WHAT YOU SHOULD DO:
Count every line that has "hospice" in it and give the total, nothing more.

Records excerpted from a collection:
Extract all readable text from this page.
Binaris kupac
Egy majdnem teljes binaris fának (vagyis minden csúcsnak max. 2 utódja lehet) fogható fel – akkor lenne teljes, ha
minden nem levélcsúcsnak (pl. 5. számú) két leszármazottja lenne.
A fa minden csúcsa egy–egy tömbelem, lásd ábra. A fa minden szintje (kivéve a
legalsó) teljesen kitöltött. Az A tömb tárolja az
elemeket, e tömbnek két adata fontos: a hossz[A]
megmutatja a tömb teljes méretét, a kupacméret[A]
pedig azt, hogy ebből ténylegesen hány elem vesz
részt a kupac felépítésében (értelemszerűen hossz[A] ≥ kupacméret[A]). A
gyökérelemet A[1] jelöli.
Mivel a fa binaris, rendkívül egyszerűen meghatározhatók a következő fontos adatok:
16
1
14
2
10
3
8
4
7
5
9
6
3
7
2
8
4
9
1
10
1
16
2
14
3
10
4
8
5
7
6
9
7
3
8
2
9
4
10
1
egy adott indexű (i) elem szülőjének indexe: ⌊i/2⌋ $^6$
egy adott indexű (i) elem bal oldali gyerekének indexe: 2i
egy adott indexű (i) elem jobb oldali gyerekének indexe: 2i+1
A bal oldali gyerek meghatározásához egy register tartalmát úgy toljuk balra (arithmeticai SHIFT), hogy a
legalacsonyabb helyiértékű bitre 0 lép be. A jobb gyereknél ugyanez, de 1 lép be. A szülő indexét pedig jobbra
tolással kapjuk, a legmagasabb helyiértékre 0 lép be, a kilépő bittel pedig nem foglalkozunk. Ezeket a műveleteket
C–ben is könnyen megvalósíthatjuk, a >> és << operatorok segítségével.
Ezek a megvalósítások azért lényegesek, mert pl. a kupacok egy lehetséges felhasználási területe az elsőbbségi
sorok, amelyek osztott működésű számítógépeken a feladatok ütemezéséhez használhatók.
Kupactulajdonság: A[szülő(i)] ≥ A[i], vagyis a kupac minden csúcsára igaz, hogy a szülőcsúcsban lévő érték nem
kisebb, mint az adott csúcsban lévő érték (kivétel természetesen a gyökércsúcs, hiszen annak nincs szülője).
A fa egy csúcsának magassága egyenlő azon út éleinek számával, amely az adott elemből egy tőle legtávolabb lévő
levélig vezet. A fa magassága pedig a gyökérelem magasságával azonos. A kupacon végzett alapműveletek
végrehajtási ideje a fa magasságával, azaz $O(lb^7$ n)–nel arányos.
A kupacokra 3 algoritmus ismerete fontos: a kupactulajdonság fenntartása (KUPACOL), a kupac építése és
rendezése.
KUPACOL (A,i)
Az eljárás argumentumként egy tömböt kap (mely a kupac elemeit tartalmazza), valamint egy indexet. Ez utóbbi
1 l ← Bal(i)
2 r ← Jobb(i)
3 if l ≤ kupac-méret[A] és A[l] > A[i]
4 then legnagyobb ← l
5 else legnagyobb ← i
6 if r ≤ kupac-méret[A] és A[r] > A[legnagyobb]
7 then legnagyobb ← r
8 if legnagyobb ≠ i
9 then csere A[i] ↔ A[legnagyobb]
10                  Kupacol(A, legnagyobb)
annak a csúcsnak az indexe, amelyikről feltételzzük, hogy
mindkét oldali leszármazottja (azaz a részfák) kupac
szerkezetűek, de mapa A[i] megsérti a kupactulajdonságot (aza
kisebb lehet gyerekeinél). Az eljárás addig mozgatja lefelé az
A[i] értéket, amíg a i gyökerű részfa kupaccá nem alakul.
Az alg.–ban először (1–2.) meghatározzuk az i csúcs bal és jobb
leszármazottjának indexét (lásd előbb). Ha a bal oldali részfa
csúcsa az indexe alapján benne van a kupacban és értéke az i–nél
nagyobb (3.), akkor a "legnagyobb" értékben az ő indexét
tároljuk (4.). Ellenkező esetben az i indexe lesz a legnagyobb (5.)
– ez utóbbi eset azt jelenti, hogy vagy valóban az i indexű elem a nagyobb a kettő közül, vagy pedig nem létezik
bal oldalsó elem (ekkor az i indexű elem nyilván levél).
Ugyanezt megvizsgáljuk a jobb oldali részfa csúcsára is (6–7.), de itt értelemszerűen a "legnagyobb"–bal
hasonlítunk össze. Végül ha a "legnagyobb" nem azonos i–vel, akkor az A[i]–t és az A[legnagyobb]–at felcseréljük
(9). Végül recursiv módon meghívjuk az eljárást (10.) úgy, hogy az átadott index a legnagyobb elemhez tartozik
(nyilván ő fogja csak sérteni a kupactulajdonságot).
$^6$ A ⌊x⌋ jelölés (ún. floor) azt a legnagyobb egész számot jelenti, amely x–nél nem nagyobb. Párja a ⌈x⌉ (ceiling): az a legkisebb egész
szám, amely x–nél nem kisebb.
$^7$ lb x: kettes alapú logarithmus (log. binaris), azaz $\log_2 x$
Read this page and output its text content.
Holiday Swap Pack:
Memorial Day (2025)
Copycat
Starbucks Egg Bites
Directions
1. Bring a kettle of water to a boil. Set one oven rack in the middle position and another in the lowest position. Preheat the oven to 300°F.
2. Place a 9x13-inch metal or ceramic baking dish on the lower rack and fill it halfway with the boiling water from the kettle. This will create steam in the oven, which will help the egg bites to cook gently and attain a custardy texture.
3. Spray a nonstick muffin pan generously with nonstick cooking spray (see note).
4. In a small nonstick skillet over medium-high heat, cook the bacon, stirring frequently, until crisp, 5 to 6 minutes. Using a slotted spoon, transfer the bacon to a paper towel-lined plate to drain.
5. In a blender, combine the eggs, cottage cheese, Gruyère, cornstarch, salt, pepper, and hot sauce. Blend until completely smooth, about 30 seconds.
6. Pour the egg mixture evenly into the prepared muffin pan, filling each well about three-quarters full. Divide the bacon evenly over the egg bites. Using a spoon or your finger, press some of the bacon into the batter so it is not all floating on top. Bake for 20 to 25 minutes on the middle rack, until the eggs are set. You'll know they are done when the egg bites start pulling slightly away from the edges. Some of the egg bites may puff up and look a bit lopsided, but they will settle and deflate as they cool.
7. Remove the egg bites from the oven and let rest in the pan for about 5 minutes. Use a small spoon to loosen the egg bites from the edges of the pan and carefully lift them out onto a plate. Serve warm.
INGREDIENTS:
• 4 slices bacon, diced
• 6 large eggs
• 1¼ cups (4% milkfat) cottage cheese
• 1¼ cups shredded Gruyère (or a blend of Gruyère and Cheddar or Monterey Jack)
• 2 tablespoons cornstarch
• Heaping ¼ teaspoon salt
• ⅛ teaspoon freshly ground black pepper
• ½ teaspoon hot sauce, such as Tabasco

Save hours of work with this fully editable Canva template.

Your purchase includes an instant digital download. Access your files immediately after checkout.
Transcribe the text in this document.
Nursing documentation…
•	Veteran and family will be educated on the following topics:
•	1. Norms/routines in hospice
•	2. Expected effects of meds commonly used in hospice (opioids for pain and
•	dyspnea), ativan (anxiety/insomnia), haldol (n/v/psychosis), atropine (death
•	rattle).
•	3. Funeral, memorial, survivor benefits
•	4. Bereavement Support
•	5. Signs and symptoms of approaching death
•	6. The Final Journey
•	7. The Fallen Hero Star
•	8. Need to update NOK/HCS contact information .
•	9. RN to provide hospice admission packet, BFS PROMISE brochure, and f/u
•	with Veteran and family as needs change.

PROBLEM SOLUTION:
3